▶ _What you are asked to do_
Retype the listing that follows, exactly as written.

──────────

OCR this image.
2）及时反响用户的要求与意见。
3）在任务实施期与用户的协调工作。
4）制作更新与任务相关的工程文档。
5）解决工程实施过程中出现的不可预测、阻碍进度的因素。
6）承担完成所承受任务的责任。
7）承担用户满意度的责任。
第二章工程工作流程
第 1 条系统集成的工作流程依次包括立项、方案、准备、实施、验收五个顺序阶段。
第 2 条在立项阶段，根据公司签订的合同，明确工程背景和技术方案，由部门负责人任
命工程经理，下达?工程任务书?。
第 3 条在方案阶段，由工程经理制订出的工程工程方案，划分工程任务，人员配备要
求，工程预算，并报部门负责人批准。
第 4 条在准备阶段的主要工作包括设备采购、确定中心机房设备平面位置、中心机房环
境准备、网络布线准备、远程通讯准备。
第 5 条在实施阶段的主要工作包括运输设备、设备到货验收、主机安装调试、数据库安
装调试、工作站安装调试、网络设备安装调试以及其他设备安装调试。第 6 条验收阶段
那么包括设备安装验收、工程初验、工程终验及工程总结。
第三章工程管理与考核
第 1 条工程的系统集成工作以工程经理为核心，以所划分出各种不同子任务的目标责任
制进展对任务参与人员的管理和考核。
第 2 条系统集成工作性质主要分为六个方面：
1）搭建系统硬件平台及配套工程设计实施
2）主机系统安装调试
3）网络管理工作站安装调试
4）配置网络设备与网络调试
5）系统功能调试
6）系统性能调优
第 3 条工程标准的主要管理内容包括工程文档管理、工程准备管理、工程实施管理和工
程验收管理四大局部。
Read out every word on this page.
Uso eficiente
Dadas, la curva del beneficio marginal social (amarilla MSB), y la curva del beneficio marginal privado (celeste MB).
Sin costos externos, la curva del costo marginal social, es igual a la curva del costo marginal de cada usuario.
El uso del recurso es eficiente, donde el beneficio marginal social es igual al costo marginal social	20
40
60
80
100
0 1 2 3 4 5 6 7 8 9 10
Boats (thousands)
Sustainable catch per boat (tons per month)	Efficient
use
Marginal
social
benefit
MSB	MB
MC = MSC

──────────

▶ _Solved problem_
OCR this image.
2）及时反响用户的要求与意见。
3）在任务实施期与用户的协调工作。
4）制作更新与任务相关的工程文档。
5）解决工程实施过程中出现的不可预测、阻碍进度的因素。
6）承担完成所承受任务的责任。
7）承担用户满意度的责任。
第二章工程工作流程
第 1 条系统集成的工作流程依次包括立项、方案、准备、实施、验收五个顺序阶段。
第 2 条在立项阶段，根据公司签订的合同，明确工程背景和技术方案，由部门负责人任
命工程经理，下达?工程任务书?。
第 3 条在方案阶段，由工程经理制订出的工程工程方案，划分工程任务，人员配备要
求，工程预算，并报部门负责人批准。
第 4 条在准备阶段的主要工作包括设备采购、确定中心机房设备平面位置、中心机房环
境准备、网络布线准备、远程通讯准备。
第 5 条在实施阶段的主要工作包括运输设备、设备到货验收、主机安装调试、数据库安
装调试、工作站安装调试、网络设备安装调试以及其他设备安装调试。第 6 条验收阶段
那么包括设备安装验收、工程初验、工程终验及工程总结。
第三章工程管理与考核
第 1 条工程的系统集成工作以工程经理为核心，以所划分出各种不同子任务的目标责任
制进展对任务参与人员的管理和考核。
第 2 条系统集成工作性质主要分为六个方面：
1）搭建系统硬件平台及配套工程设计实施
2）主机系统安装调试
3）网络管理工作站安装调试
4）配置网络设备与网络调试
5）系统功能调试
6）系统性能调优
第 3 条工程标准的主要管理内容包括工程文档管理、工程准备管理、工程实施管理和工
程验收管理四大局部。
Read out every word on this page.
Uso eficiente
Dadas, la curva del beneficio marginal social (amarilla MSB), y la curva del beneficio marginal privado (celeste MB).
Sin costos externos, la curva del costo marginal social, es igual a la curva del costo marginal de cada usuario.
El uso del recurso es eficiente, donde el beneficio marginal social es igual al costo marginal social	20
40
60
80
100
0 1 2 3 4 5 6 7 8 9 10
Boats (thousands)
Sustainable catch per boat (tons per month)	Efficient
use
Marginal
social
benefit
MSB	MB
MC = MSC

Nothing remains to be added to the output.